**Exercise task:** Give back exactly the lines from the one containing "Serialize everything readable" through the end of the records, including both, and no others.

[START]

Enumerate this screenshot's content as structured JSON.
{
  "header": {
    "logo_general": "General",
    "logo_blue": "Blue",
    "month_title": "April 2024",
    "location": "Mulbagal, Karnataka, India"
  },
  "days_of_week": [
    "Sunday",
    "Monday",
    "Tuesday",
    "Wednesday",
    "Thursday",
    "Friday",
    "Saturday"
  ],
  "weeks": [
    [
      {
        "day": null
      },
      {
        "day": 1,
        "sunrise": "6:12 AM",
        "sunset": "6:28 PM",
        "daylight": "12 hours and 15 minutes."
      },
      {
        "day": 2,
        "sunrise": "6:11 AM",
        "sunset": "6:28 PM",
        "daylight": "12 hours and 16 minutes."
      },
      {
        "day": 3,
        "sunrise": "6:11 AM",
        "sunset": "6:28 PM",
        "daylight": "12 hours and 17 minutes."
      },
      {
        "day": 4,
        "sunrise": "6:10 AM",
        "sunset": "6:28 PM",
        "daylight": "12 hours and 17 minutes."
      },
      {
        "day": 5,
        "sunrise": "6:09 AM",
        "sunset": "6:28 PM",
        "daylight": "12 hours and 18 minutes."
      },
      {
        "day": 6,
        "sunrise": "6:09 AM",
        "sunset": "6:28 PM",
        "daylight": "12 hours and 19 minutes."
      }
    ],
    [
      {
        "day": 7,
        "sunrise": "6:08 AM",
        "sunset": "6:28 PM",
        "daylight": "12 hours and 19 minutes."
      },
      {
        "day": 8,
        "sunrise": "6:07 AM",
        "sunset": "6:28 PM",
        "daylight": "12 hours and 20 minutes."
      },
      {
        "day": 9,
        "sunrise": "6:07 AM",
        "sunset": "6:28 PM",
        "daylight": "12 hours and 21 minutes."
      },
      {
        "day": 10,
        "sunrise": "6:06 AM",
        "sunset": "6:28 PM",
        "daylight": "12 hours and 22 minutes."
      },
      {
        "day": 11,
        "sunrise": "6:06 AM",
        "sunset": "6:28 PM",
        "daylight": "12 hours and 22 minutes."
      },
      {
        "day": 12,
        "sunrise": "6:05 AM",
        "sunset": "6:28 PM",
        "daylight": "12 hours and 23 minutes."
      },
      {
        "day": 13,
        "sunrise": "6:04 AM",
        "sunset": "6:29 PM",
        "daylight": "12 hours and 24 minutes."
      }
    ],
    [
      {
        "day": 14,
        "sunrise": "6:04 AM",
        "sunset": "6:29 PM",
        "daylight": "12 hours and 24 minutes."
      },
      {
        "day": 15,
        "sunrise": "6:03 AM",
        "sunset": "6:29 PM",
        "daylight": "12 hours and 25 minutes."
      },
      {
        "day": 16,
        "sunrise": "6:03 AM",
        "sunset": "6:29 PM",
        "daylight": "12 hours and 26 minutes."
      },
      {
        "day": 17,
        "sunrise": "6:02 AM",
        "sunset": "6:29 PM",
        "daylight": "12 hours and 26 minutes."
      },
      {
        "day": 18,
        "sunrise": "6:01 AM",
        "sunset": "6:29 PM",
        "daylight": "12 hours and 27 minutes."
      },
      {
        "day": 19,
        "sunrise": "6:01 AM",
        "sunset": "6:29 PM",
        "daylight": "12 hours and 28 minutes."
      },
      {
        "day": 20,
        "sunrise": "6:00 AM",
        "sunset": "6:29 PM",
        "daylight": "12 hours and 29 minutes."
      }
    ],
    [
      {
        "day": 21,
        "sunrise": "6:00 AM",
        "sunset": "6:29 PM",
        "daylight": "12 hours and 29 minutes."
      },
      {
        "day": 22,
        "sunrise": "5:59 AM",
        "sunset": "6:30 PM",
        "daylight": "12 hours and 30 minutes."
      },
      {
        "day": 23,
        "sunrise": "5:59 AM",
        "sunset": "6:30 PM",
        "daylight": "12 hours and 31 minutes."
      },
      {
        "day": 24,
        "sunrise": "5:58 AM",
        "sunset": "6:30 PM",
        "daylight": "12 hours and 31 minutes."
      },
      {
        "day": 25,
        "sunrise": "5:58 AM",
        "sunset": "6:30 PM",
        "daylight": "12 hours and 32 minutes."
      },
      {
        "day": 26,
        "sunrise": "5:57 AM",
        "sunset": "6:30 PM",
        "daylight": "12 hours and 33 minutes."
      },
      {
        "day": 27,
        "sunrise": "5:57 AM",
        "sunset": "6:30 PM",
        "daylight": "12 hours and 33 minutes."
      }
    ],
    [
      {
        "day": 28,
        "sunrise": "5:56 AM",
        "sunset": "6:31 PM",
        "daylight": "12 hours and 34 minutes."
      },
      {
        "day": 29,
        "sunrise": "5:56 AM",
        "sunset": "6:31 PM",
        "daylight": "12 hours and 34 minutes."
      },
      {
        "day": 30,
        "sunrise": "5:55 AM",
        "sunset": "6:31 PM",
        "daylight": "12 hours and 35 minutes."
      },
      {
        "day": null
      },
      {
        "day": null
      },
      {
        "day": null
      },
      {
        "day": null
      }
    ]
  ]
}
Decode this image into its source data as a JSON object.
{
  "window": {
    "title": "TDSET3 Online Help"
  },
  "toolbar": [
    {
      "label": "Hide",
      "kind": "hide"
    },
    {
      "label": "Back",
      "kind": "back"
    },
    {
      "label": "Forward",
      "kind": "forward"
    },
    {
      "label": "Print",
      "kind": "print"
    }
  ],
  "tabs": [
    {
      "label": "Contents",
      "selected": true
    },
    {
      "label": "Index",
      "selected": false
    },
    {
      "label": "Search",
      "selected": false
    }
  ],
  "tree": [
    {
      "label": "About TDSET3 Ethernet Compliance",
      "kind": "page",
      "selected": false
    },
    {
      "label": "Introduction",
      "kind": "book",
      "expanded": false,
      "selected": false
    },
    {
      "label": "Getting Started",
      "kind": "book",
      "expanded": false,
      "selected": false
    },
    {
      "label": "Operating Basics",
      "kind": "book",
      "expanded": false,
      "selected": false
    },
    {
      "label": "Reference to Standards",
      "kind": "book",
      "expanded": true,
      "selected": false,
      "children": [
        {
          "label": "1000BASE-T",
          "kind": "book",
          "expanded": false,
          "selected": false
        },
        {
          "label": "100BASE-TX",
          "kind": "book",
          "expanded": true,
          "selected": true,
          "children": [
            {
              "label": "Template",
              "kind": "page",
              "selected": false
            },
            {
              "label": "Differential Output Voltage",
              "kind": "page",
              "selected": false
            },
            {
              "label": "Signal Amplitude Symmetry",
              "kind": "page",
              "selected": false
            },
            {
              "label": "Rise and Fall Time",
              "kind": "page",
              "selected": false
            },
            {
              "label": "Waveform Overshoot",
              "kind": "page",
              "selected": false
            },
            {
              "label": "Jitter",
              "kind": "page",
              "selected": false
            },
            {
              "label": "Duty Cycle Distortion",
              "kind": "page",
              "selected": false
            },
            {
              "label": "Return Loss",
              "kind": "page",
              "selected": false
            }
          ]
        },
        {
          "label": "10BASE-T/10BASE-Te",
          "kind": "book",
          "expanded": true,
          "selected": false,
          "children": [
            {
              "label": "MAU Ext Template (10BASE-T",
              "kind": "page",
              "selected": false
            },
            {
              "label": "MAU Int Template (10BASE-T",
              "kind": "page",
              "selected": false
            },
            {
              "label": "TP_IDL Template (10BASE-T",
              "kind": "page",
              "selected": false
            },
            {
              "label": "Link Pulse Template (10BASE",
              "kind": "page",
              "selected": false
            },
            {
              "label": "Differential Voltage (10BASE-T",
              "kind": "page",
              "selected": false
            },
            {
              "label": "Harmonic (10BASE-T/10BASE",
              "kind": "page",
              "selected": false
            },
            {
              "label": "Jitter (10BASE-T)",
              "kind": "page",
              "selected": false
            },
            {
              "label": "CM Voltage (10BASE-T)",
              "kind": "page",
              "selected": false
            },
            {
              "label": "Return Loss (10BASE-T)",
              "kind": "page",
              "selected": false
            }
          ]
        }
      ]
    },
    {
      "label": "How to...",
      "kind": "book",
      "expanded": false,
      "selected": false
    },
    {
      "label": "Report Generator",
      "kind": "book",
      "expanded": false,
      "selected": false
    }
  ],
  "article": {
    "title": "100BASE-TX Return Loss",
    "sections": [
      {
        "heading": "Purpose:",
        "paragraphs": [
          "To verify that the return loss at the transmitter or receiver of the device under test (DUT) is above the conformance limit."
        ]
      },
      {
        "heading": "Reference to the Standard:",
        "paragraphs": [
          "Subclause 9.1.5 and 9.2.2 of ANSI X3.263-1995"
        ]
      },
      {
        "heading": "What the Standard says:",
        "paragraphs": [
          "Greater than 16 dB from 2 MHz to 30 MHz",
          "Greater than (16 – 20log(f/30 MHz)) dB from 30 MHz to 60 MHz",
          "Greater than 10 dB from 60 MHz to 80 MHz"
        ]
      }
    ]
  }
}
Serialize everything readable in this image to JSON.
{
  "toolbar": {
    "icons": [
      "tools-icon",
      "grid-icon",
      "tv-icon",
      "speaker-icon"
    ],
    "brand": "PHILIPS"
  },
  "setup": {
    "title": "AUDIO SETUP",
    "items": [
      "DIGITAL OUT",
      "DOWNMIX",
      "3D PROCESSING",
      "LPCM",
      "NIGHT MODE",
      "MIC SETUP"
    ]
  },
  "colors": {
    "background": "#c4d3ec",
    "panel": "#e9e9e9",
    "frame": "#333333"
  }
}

[END]

**Written response:**
Serialize everything readable in this image to JSON.
{
  "toolbar": {
    "icons": [
      "tools-icon",
      "grid-icon",
      "tv-icon",
      "speaker-icon"
    ],
    "brand": "PHILIPS"
  },
  "setup": {
    "title": "AUDIO SETUP",
    "items": [
      "DIGITAL OUT",
      "DOWNMIX",
      "3D PROCESSING",
      "LPCM",
      "NIGHT MODE",
      "MIC SETUP"
    ]
  },
  "colors": {
    "background": "#c4d3ec",
    "panel": "#e9e9e9",
    "frame": "#333333"
  }
}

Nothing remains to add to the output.